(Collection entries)
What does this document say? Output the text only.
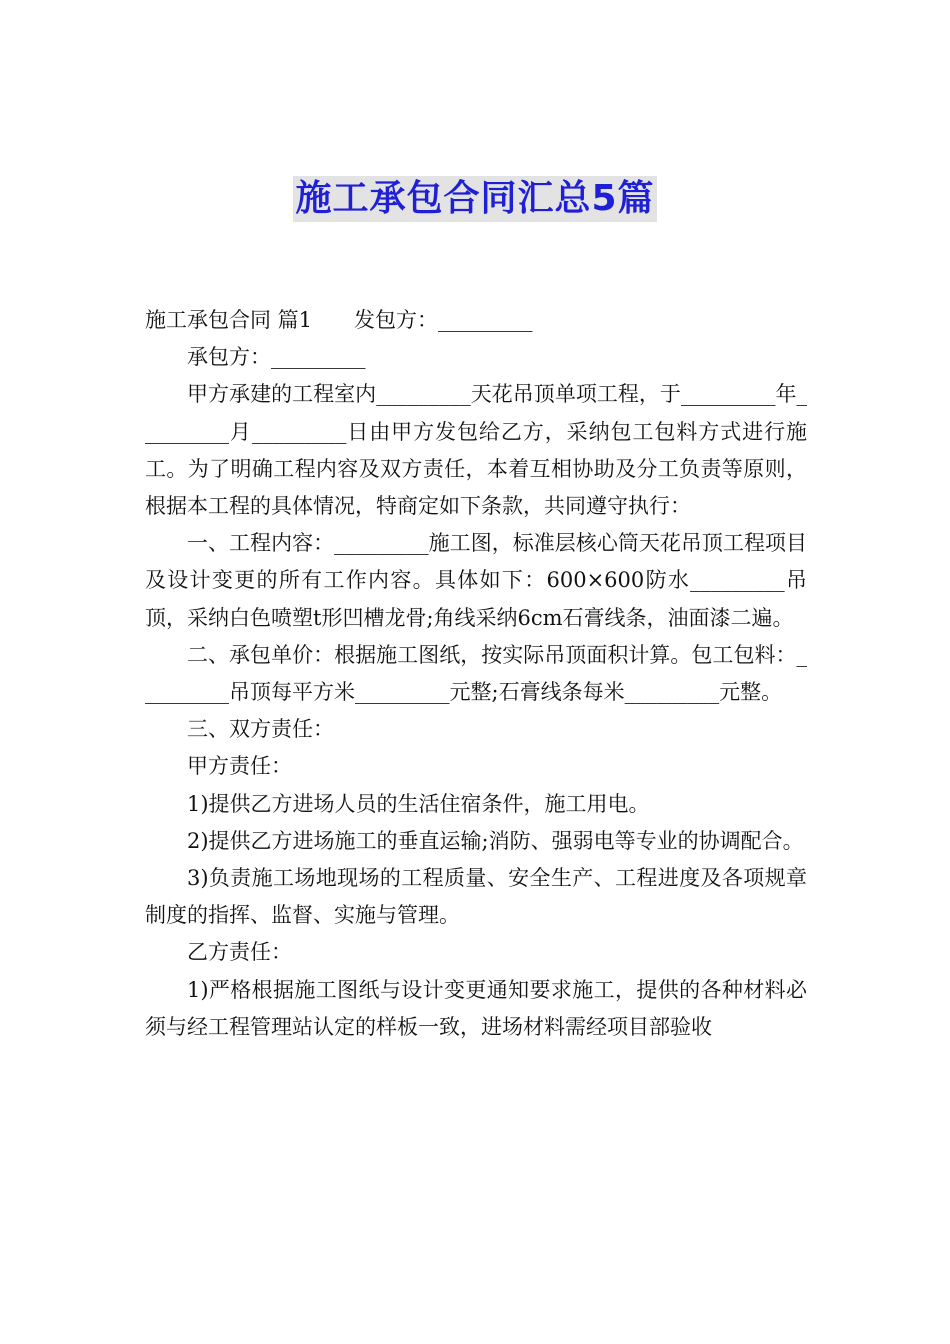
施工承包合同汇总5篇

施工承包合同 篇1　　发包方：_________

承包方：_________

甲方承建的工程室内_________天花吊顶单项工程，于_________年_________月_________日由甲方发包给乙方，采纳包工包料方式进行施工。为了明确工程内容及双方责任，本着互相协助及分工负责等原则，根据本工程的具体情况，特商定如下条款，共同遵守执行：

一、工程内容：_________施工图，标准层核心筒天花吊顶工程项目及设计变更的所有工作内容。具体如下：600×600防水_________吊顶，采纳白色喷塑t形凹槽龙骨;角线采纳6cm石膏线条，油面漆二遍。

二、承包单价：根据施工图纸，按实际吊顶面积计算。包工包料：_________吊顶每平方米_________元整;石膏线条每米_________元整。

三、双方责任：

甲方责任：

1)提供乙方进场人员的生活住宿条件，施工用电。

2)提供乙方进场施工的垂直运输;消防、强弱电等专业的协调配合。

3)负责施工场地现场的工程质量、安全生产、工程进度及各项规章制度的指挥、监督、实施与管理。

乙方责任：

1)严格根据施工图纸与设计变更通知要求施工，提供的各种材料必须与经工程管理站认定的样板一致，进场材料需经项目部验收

#### [PROBLEM REQUIREMENTS]
Omit every picture, then reproduce the rest of the listing exactly.

#### [RESPONSE FOR THIS EXERCISE]
What does this document say? Output the text only.
施工承包合同汇总5篇

施工承包合同 篇1　　发包方：_________

承包方：_________

甲方承建的工程室内_________天花吊顶单项工程，于_________年_________月_________日由甲方发包给乙方，采纳包工包料方式进行施工。为了明确工程内容及双方责任，本着互相协助及分工负责等原则，根据本工程的具体情况，特商定如下条款，共同遵守执行：

一、工程内容：_________施工图，标准层核心筒天花吊顶工程项目及设计变更的所有工作内容。具体如下：600×600防水_________吊顶，采纳白色喷塑t形凹槽龙骨;角线采纳6cm石膏线条，油面漆二遍。

二、承包单价：根据施工图纸，按实际吊顶面积计算。包工包料：_________吊顶每平方米_________元整;石膏线条每米_________元整。

三、双方责任：

甲方责任：

1)提供乙方进场人员的生活住宿条件，施工用电。

2)提供乙方进场施工的垂直运输;消防、强弱电等专业的协调配合。

3)负责施工场地现场的工程质量、安全生产、工程进度及各项规章制度的指挥、监督、实施与管理。

乙方责任：

1)严格根据施工图纸与设计变更通知要求施工，提供的各种材料必须与经工程管理站认定的样板一致，进场材料需经项目部验收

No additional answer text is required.